**The data**
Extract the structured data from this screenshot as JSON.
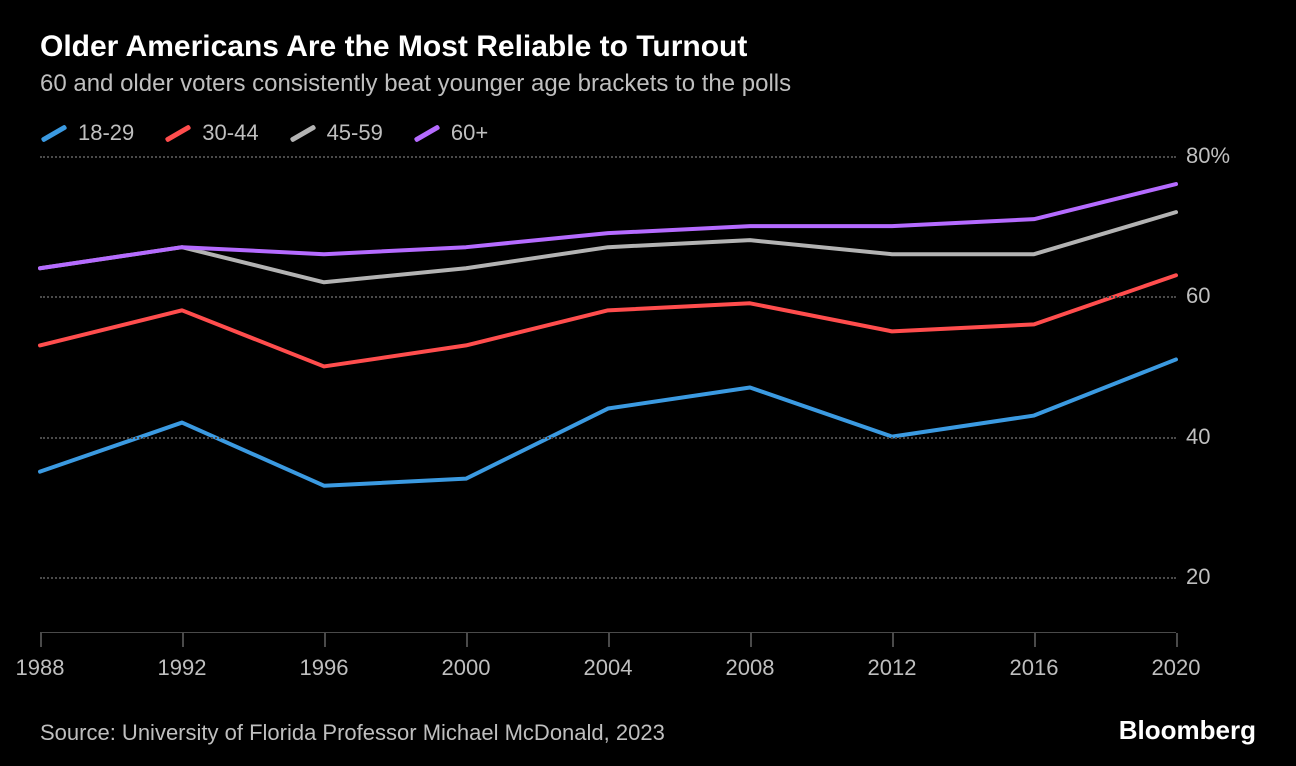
{
  "header": {
    "title": "Older Americans Are the Most Reliable to Turnout",
    "subtitle": "60 and older voters consistently beat younger age brackets to the polls"
  },
  "chart": {
    "type": "line",
    "background_color": "#000000",
    "grid_color": "#4a4a4a",
    "text_color": "#bfbfbf",
    "title_color": "#ffffff",
    "line_width": 4,
    "xlim": [
      1988,
      2020
    ],
    "ylim": [
      12,
      80
    ],
    "yticks": [
      20,
      40,
      60,
      80
    ],
    "ytick_labels": [
      "20",
      "40",
      "60",
      "80%"
    ],
    "xticks": [
      1988,
      1992,
      1996,
      2000,
      2004,
      2008,
      2012,
      2016,
      2020
    ],
    "xtick_labels": [
      "1988",
      "1992",
      "1996",
      "2000",
      "2004",
      "2008",
      "2012",
      "2016",
      "2020"
    ],
    "series": [
      {
        "name": "18-29",
        "color": "#3b9ae1",
        "x": [
          1988,
          1992,
          1996,
          2000,
          2004,
          2008,
          2012,
          2016,
          2020
        ],
        "y": [
          35,
          42,
          33,
          34,
          44,
          47,
          40,
          43,
          51
        ]
      },
      {
        "name": "30-44",
        "color": "#ff4d4d",
        "x": [
          1988,
          1992,
          1996,
          2000,
          2004,
          2008,
          2012,
          2016,
          2020
        ],
        "y": [
          53,
          58,
          50,
          53,
          58,
          59,
          55,
          56,
          63
        ]
      },
      {
        "name": "45-59",
        "color": "#b3b3b3",
        "x": [
          1988,
          1992,
          1996,
          2000,
          2004,
          2008,
          2012,
          2016,
          2020
        ],
        "y": [
          64,
          67,
          62,
          64,
          67,
          68,
          66,
          66,
          72
        ]
      },
      {
        "name": "60+",
        "color": "#b56bff",
        "x": [
          1988,
          1992,
          1996,
          2000,
          2004,
          2008,
          2012,
          2016,
          2020
        ],
        "y": [
          64,
          67,
          66,
          67,
          69,
          70,
          70,
          71,
          76
        ]
      }
    ],
    "legend_fontsize": 22,
    "axis_fontsize": 22,
    "title_fontsize": 30,
    "subtitle_fontsize": 24
  },
  "footer": {
    "source": "Source: University of Florida Professor Michael McDonald, 2023",
    "brand": "Bloomberg"
  }
}
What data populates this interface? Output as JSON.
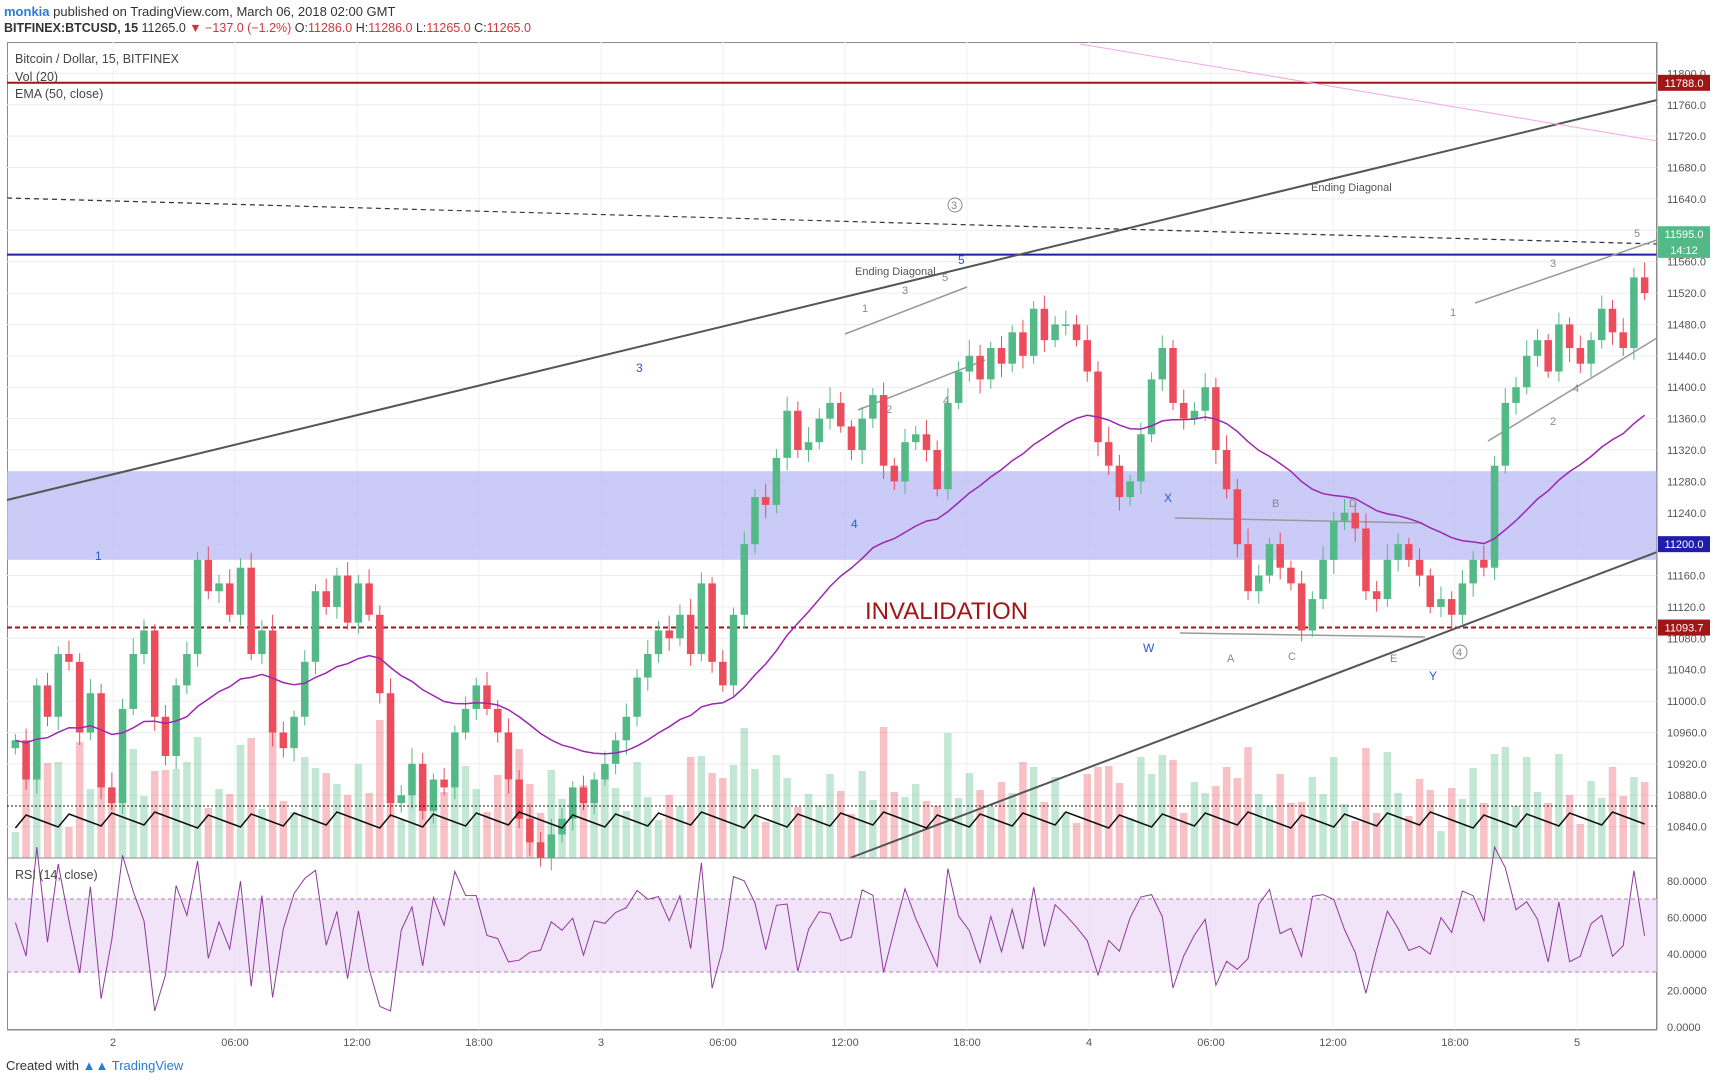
{
  "header": {
    "user": "monkia",
    "published": "published on TradingView.com, March 06, 2018 02:00 GMT",
    "symbol": "BITFINEX:BTCUSD, 15",
    "last": "11265.0",
    "change": "▼ −137.0 (−1.2%)",
    "ohlc": [
      {
        "k": "O:",
        "v": "11286.0"
      },
      {
        "k": "H:",
        "v": "11286.0"
      },
      {
        "k": "L:",
        "v": "11265.0"
      },
      {
        "k": "C:",
        "v": "11265.0"
      }
    ]
  },
  "legend": {
    "title": "Bitcoin / Dollar, 15, BITFINEX",
    "vol": "Vol (20)",
    "ema": "EMA (50, close)",
    "rsi": "RSI (14, close)"
  },
  "footer": {
    "created": "Created with",
    "brand": "TradingView"
  },
  "colors": {
    "up": "#53b987",
    "down": "#eb4d5c",
    "ema": "#9c27b0",
    "zone": "#b9b9f5",
    "invalid": "#a01515",
    "blue_line": "#1e1eaa",
    "trend": "#555555"
  },
  "chart_data": {
    "type": "candlestick",
    "ylim": [
      10800,
      11840
    ],
    "y_ticks": [
      10840,
      10880,
      10920,
      10960,
      11000,
      11040,
      11080,
      11120,
      11160,
      11200,
      11240,
      11280,
      11320,
      11360,
      11400,
      11440,
      11480,
      11520,
      11560,
      11600,
      11640,
      11680,
      11720,
      11760,
      11800
    ],
    "x_ticks": [
      "2",
      "06:00",
      "12:00",
      "18:00",
      "3",
      "06:00",
      "12:00",
      "18:00",
      "4",
      "06:00",
      "12:00",
      "18:00",
      "5"
    ],
    "price_tags": [
      {
        "label": "11788.0",
        "value": 11788,
        "color": "#a01515"
      },
      {
        "label": "11595.0",
        "value": 11595,
        "color": "#53b987"
      },
      {
        "label": "14:12",
        "value": 11575,
        "color": "#53b987"
      },
      {
        "label": "11200.0",
        "value": 11200,
        "color": "#1e1eaa"
      },
      {
        "label": "11093.7",
        "value": 11093.7,
        "color": "#a01515"
      }
    ],
    "horizontal_levels": [
      {
        "value": 11788,
        "style": "solid",
        "color": "#a01515"
      },
      {
        "value": 11569,
        "style": "solid",
        "color": "#1e1eaa"
      },
      {
        "value": 11093.7,
        "style": "dashed",
        "color": "#a01515"
      }
    ],
    "support_zone": [
      11180,
      11293
    ],
    "rsi_ticks": [
      "80.0000",
      "60.0000",
      "40.0000",
      "20.0000",
      "0.0000"
    ],
    "rsi_band": [
      30,
      70
    ],
    "annotations": {
      "invalidation": "INVALIDATION",
      "ending_diagonal_1": "Ending Diagonal",
      "ending_diagonal_2": "Ending Diagonal",
      "wave_3_circled": "3",
      "wave_4_circled": "4",
      "blue_labels": [
        "1",
        "3",
        "4",
        "5",
        "W",
        "X",
        "Y"
      ],
      "grey_labels": [
        "1",
        "2",
        "3",
        "4",
        "5",
        "A",
        "B",
        "C",
        "D",
        "E",
        "1",
        "2",
        "3",
        "4",
        "5"
      ]
    },
    "closes": [
      10950,
      10900,
      11020,
      10980,
      11060,
      11050,
      10960,
      11010,
      10890,
      10870,
      10990,
      11060,
      11090,
      10980,
      10930,
      11020,
      11060,
      11180,
      11140,
      11150,
      11110,
      11170,
      11060,
      11090,
      10960,
      10940,
      10980,
      11050,
      11140,
      11120,
      11160,
      11100,
      11150,
      11110,
      11010,
      10870,
      10880,
      10920,
      10860,
      10900,
      10890,
      10960,
      10990,
      11020,
      10990,
      10960,
      10900,
      10850,
      10820,
      10800,
      10830,
      10850,
      10890,
      10870,
      10900,
      10920,
      10950,
      10980,
      11030,
      11060,
      11090,
      11080,
      11110,
      11060,
      11150,
      11050,
      11020,
      11110,
      11200,
      11260,
      11250,
      11310,
      11370,
      11320,
      11330,
      11360,
      11380,
      11350,
      11320,
      11360,
      11390,
      11300,
      11280,
      11330,
      11340,
      11320,
      11270,
      11380,
      11420,
      11440,
      11410,
      11450,
      11430,
      11470,
      11440,
      11500,
      11460,
      11480,
      11480,
      11460,
      11420,
      11330,
      11300,
      11260,
      11280,
      11340,
      11410,
      11450,
      11380,
      11360,
      11370,
      11400,
      11320,
      11270,
      11200,
      11140,
      11160,
      11200,
      11170,
      11150,
      11090,
      11130,
      11180,
      11230,
      11240,
      11220,
      11140,
      11130,
      11180,
      11200,
      11180,
      11160,
      11120,
      11130,
      11110,
      11150,
      11180,
      11170,
      11300,
      11380,
      11400,
      11440,
      11460,
      11420,
      11480,
      11450,
      11430,
      11460,
      11500,
      11470,
      11450,
      11540,
      11520
    ]
  }
}
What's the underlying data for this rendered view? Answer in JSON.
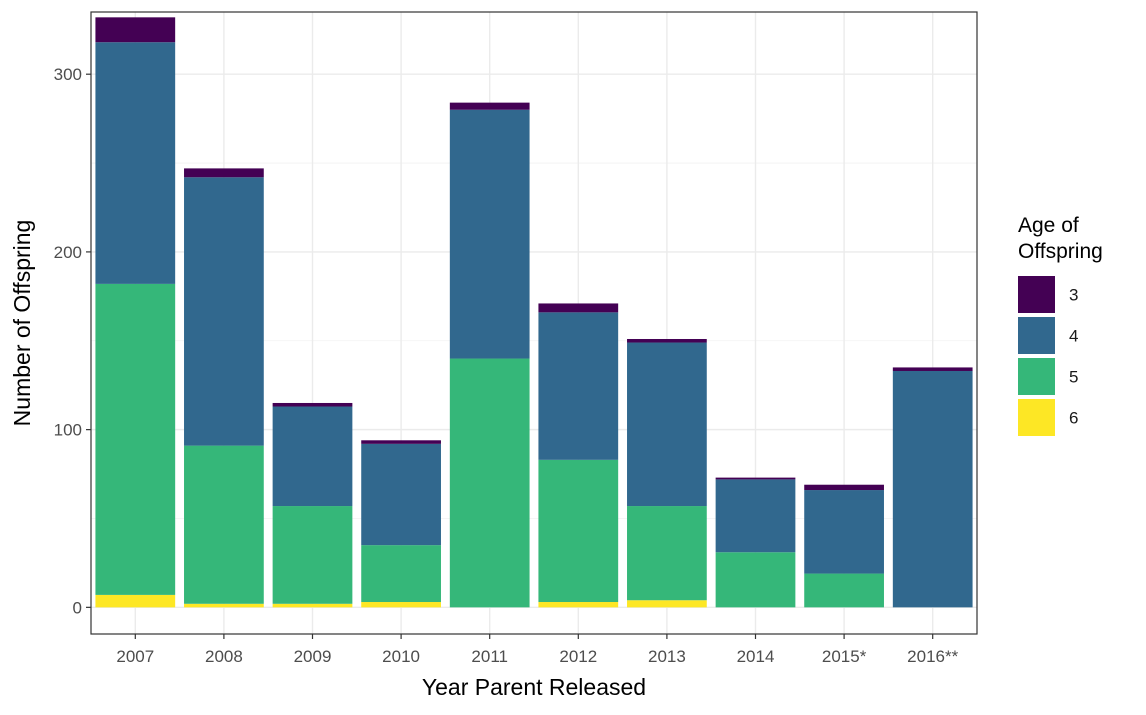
{
  "chart_data": {
    "type": "bar",
    "stacked": true,
    "title": "",
    "xlabel": "Year Parent Released",
    "ylabel": "Number of Offspring",
    "ylim": [
      -15,
      335
    ],
    "yticks": [
      0,
      100,
      200,
      300
    ],
    "grid": true,
    "legend_position": "right",
    "legend_title": "Age of Offspring",
    "legend_title_lines": [
      "Age of",
      "Offspring"
    ],
    "categories": [
      "2007",
      "2008",
      "2009",
      "2010",
      "2011",
      "2012",
      "2013",
      "2014",
      "2015*",
      "2016**"
    ],
    "series": [
      {
        "name": "3",
        "color": "#440154",
        "values": [
          14,
          5,
          2,
          2,
          4,
          5,
          2,
          1,
          3,
          2
        ]
      },
      {
        "name": "4",
        "color": "#31688e",
        "values": [
          136,
          151,
          56,
          57,
          140,
          83,
          92,
          41,
          47,
          133
        ]
      },
      {
        "name": "5",
        "color": "#35b779",
        "values": [
          175,
          89,
          55,
          32,
          140,
          80,
          53,
          31,
          19,
          0
        ]
      },
      {
        "name": "6",
        "color": "#fde725",
        "values": [
          7,
          2,
          2,
          3,
          0,
          3,
          4,
          0,
          0,
          0
        ]
      }
    ]
  }
}
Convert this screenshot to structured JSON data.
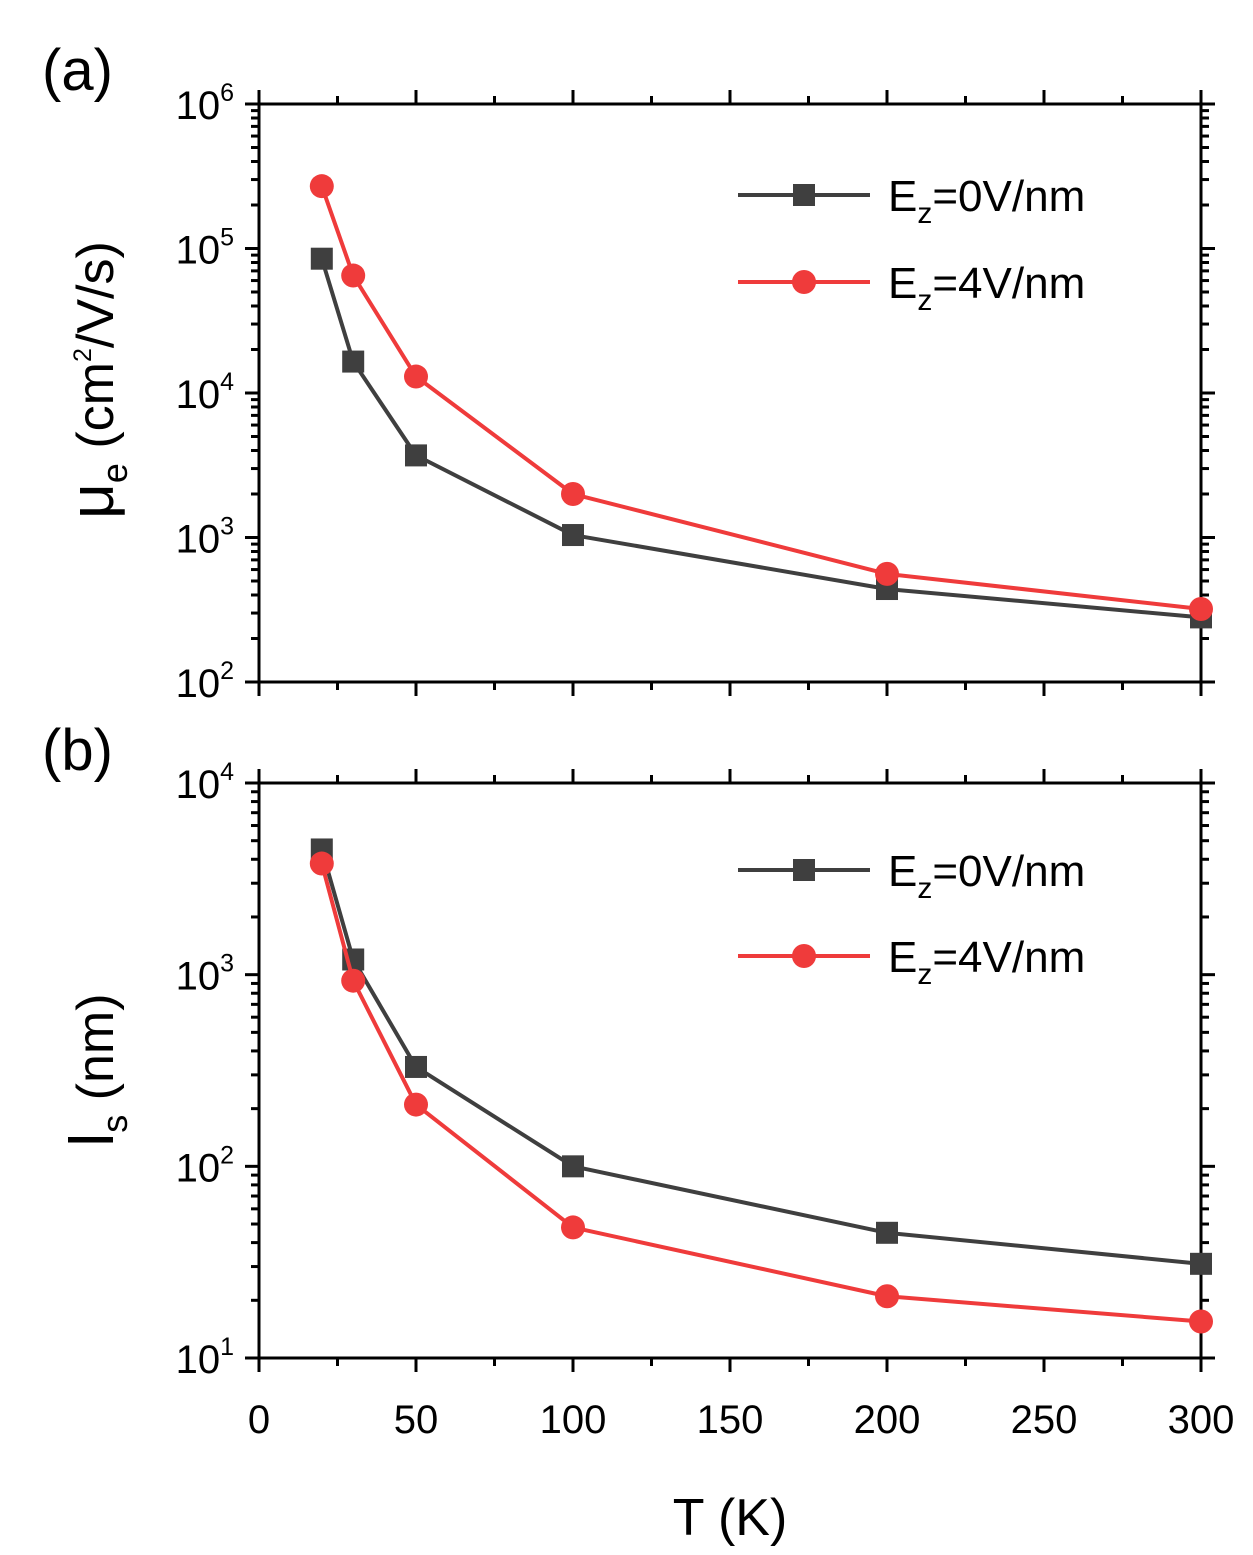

**Work to complete**
Copy every line from the entries that contains the word "name".

**Output for this exercise**
        "name": "18-29",
        "name": "30-44",
        "name": "45-59",
        "name": "60+",
        "name": "3",
        "name": "4",
        "name": "5",
        "name": "6",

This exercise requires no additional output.